Figure dataset records:
# # # #

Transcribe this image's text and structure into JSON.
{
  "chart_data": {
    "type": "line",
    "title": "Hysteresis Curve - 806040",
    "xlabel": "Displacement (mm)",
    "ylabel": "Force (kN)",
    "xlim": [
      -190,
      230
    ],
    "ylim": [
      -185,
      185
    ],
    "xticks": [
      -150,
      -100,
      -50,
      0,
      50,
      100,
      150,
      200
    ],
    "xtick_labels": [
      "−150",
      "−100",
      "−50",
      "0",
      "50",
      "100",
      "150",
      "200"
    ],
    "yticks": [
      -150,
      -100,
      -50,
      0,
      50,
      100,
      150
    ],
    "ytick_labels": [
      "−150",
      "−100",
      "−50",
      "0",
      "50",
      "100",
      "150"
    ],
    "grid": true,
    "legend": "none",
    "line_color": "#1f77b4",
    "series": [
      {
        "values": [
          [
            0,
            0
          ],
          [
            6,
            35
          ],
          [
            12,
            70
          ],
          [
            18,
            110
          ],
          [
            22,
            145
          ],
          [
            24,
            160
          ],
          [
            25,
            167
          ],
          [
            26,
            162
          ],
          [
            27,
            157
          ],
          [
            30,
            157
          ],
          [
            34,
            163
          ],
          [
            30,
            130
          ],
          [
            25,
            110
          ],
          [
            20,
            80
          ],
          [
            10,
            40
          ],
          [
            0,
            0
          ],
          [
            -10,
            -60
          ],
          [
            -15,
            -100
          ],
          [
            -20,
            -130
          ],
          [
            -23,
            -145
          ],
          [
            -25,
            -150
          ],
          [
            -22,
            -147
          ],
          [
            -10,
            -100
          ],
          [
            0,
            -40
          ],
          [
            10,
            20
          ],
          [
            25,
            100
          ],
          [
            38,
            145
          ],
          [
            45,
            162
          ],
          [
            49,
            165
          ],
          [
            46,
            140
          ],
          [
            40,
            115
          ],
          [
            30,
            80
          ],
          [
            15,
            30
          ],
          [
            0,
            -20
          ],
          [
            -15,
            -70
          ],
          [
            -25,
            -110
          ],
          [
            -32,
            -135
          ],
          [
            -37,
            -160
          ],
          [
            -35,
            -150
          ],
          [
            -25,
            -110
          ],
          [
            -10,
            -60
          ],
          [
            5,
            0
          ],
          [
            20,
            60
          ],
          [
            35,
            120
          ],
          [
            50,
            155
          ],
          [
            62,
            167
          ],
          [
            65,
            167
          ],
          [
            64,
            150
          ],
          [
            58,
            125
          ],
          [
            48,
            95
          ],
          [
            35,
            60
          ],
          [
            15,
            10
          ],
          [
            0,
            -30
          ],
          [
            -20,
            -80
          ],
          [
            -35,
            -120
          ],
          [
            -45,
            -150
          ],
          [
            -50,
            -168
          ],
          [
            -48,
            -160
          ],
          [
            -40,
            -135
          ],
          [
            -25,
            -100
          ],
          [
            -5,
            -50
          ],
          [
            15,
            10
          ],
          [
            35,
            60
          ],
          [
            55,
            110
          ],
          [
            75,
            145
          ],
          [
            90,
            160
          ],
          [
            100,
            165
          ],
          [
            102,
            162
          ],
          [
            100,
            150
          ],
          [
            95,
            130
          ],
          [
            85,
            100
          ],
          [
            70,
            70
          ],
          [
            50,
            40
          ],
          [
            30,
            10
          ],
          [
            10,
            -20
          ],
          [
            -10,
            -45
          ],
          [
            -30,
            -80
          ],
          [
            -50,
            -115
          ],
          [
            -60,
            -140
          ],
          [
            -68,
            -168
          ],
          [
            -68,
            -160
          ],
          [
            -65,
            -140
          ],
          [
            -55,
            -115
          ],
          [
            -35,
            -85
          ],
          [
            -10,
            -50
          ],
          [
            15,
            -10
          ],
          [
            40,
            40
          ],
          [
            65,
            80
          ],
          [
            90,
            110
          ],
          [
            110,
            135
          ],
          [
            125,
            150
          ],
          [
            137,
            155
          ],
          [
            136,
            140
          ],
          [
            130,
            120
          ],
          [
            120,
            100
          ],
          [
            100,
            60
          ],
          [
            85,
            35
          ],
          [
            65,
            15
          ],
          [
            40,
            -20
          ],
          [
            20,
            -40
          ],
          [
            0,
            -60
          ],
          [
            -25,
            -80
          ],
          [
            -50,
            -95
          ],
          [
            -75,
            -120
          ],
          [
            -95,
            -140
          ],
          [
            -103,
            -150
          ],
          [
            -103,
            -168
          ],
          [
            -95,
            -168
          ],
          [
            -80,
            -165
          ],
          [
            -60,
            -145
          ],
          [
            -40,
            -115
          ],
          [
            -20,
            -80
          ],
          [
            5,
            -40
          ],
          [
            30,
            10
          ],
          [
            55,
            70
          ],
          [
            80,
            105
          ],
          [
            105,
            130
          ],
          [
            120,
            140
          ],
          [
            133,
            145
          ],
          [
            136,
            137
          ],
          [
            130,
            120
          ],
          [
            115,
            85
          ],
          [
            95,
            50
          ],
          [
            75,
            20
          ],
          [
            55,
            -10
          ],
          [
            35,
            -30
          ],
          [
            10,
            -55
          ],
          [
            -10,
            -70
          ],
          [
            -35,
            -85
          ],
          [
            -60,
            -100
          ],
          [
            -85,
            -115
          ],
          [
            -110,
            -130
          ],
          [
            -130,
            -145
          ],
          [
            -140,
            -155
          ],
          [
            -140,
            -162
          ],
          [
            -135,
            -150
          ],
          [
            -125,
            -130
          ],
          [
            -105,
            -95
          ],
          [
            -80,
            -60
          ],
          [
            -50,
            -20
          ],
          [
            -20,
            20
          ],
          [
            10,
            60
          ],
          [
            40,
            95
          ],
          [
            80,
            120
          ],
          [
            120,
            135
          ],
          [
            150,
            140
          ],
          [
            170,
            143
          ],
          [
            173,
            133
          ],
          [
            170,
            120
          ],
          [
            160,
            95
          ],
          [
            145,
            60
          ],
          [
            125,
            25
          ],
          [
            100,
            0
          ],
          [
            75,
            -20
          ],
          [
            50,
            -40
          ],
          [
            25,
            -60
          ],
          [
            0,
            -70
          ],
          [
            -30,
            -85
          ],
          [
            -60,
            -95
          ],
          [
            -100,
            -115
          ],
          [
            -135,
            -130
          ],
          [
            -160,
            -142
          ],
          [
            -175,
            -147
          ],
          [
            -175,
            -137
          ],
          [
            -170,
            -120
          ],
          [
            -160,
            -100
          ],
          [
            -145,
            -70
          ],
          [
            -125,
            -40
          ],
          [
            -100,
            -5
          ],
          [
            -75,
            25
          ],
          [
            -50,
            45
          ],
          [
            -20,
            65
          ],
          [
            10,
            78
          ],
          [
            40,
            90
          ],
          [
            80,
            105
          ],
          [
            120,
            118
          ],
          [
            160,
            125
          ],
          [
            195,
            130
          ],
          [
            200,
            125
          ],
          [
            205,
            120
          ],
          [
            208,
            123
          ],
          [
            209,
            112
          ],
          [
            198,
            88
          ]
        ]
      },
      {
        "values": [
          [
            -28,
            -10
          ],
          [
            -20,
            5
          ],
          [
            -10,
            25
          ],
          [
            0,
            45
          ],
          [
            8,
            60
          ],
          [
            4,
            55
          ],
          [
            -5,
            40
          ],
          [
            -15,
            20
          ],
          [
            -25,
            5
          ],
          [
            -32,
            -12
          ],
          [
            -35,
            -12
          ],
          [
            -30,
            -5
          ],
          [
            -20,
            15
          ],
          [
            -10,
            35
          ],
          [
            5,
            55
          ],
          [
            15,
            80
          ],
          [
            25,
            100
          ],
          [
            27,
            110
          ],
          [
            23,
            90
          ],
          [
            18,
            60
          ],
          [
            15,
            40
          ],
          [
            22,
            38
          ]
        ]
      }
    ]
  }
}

# # # #

Your instructions: Transcribe all lines as written.

Exercise result:
Transcribe this image's text and structure into JSON.
{
  "chart_data": {
    "type": "line",
    "title": "Hysteresis Curve - 806040",
    "xlabel": "Displacement (mm)",
    "ylabel": "Force (kN)",
    "xlim": [
      -190,
      230
    ],
    "ylim": [
      -185,
      185
    ],
    "xticks": [
      -150,
      -100,
      -50,
      0,
      50,
      100,
      150,
      200
    ],
    "xtick_labels": [
      "−150",
      "−100",
      "−50",
      "0",
      "50",
      "100",
      "150",
      "200"
    ],
    "yticks": [
      -150,
      -100,
      -50,
      0,
      50,
      100,
      150
    ],
    "ytick_labels": [
      "−150",
      "−100",
      "−50",
      "0",
      "50",
      "100",
      "150"
    ],
    "grid": true,
    "legend": "none",
    "line_color": "#1f77b4",
    "series": [
      {
        "values": [
          [
            0,
            0
          ],
          [
            6,
            35
          ],
          [
            12,
            70
          ],
          [
            18,
            110
          ],
          [
            22,
            145
          ],
          [
            24,
            160
          ],
          [
            25,
            167
          ],
          [
            26,
            162
          ],
          [
            27,
            157
          ],
          [
            30,
            157
          ],
          [
            34,
            163
          ],
          [
            30,
            130
          ],
          [
            25,
            110
          ],
          [
            20,
            80
          ],
          [
            10,
            40
          ],
          [
            0,
            0
          ],
          [
            -10,
            -60
          ],
          [
            -15,
            -100
          ],
          [
            -20,
            -130
          ],
          [
            -23,
            -145
          ],
          [
            -25,
            -150
          ],
          [
            -22,
            -147
          ],
          [
            -10,
            -100
          ],
          [
            0,
            -40
          ],
          [
            10,
            20
          ],
          [
            25,
            100
          ],
          [
            38,
            145
          ],
          [
            45,
            162
          ],
          [
            49,
            165
          ],
          [
            46,
            140
          ],
          [
            40,
            115
          ],
          [
            30,
            80
          ],
          [
            15,
            30
          ],
          [
            0,
            -20
          ],
          [
            -15,
            -70
          ],
          [
            -25,
            -110
          ],
          [
            -32,
            -135
          ],
          [
            -37,
            -160
          ],
          [
            -35,
            -150
          ],
          [
            -25,
            -110
          ],
          [
            -10,
            -60
          ],
          [
            5,
            0
          ],
          [
            20,
            60
          ],
          [
            35,
            120
          ],
          [
            50,
            155
          ],
          [
            62,
            167
          ],
          [
            65,
            167
          ],
          [
            64,
            150
          ],
          [
            58,
            125
          ],
          [
            48,
            95
          ],
          [
            35,
            60
          ],
          [
            15,
            10
          ],
          [
            0,
            -30
          ],
          [
            -20,
            -80
          ],
          [
            -35,
            -120
          ],
          [
            -45,
            -150
          ],
          [
            -50,
            -168
          ],
          [
            -48,
            -160
          ],
          [
            -40,
            -135
          ],
          [
            -25,
            -100
          ],
          [
            -5,
            -50
          ],
          [
            15,
            10
          ],
          [
            35,
            60
          ],
          [
            55,
            110
          ],
          [
            75,
            145
          ],
          [
            90,
            160
          ],
          [
            100,
            165
          ],
          [
            102,
            162
          ],
          [
            100,
            150
          ],
          [
            95,
            130
          ],
          [
            85,
            100
          ],
          [
            70,
            70
          ],
          [
            50,
            40
          ],
          [
            30,
            10
          ],
          [
            10,
            -20
          ],
          [
            -10,
            -45
          ],
          [
            -30,
            -80
          ],
          [
            -50,
            -115
          ],
          [
            -60,
            -140
          ],
          [
            -68,
            -168
          ],
          [
            -68,
            -160
          ],
          [
            -65,
            -140
          ],
          [
            -55,
            -115
          ],
          [
            -35,
            -85
          ],
          [
            -10,
            -50
          ],
          [
            15,
            -10
          ],
          [
            40,
            40
          ],
          [
            65,
            80
          ],
          [
            90,
            110
          ],
          [
            110,
            135
          ],
          [
            125,
            150
          ],
          [
            137,
            155
          ],
          [
            136,
            140
          ],
          [
            130,
            120
          ],
          [
            120,
            100
          ],
          [
            100,
            60
          ],
          [
            85,
            35
          ],
          [
            65,
            15
          ],
          [
            40,
            -20
          ],
          [
            20,
            -40
          ],
          [
            0,
            -60
          ],
          [
            -25,
            -80
          ],
          [
            -50,
            -95
          ],
          [
            -75,
            -120
          ],
          [
            -95,
            -140
          ],
          [
            -103,
            -150
          ],
          [
            -103,
            -168
          ],
          [
            -95,
            -168
          ],
          [
            -80,
            -165
          ],
          [
            -60,
            -145
          ],
          [
            -40,
            -115
          ],
          [
            -20,
            -80
          ],
          [
            5,
            -40
          ],
          [
            30,
            10
          ],
          [
            55,
            70
          ],
          [
            80,
            105
          ],
          [
            105,
            130
          ],
          [
            120,
            140
          ],
          [
            133,
            145
          ],
          [
            136,
            137
          ],
          [
            130,
            120
          ],
          [
            115,
            85
          ],
          [
            95,
            50
          ],
          [
            75,
            20
          ],
          [
            55,
            -10
          ],
          [
            35,
            -30
          ],
          [
            10,
            -55
          ],
          [
            -10,
            -70
          ],
          [
            -35,
            -85
          ],
          [
            -60,
            -100
          ],
          [
            -85,
            -115
          ],
          [
            -110,
            -130
          ],
          [
            -130,
            -145
          ],
          [
            -140,
            -155
          ],
          [
            -140,
            -162
          ],
          [
            -135,
            -150
          ],
          [
            -125,
            -130
          ],
          [
            -105,
            -95
          ],
          [
            -80,
            -60
          ],
          [
            -50,
            -20
          ],
          [
            -20,
            20
          ],
          [
            10,
            60
          ],
          [
            40,
            95
          ],
          [
            80,
            120
          ],
          [
            120,
            135
          ],
          [
            150,
            140
          ],
          [
            170,
            143
          ],
          [
            173,
            133
          ],
          [
            170,
            120
          ],
          [
            160,
            95
          ],
          [
            145,
            60
          ],
          [
            125,
            25
          ],
          [
            100,
            0
          ],
          [
            75,
            -20
          ],
          [
            50,
            -40
          ],
          [
            25,
            -60
          ],
          [
            0,
            -70
          ],
          [
            -30,
            -85
          ],
          [
            -60,
            -95
          ],
          [
            -100,
            -115
          ],
          [
            -135,
            -130
          ],
          [
            -160,
            -142
          ],
          [
            -175,
            -147
          ],
          [
            -175,
            -137
          ],
          [
            -170,
            -120
          ],
          [
            -160,
            -100
          ],
          [
            -145,
            -70
          ],
          [
            -125,
            -40
          ],
          [
            -100,
            -5
          ],
          [
            -75,
            25
          ],
          [
            -50,
            45
          ],
          [
            -20,
            65
          ],
          [
            10,
            78
          ],
          [
            40,
            90
          ],
          [
            80,
            105
          ],
          [
            120,
            118
          ],
          [
            160,
            125
          ],
          [
            195,
            130
          ],
          [
            200,
            125
          ],
          [
            205,
            120
          ],
          [
            208,
            123
          ],
          [
            209,
            112
          ],
          [
            198,
            88
          ]
        ]
      },
      {
        "values": [
          [
            -28,
            -10
          ],
          [
            -20,
            5
          ],
          [
            -10,
            25
          ],
          [
            0,
            45
          ],
          [
            8,
            60
          ],
          [
            4,
            55
          ],
          [
            -5,
            40
          ],
          [
            -15,
            20
          ],
          [
            -25,
            5
          ],
          [
            -32,
            -12
          ],
          [
            -35,
            -12
          ],
          [
            -30,
            -5
          ],
          [
            -20,
            15
          ],
          [
            -10,
            35
          ],
          [
            5,
            55
          ],
          [
            15,
            80
          ],
          [
            25,
            100
          ],
          [
            27,
            110
          ],
          [
            23,
            90
          ],
          [
            18,
            60
          ],
          [
            15,
            40
          ],
          [
            22,
            38
          ]
        ]
      }
    ]
  }
}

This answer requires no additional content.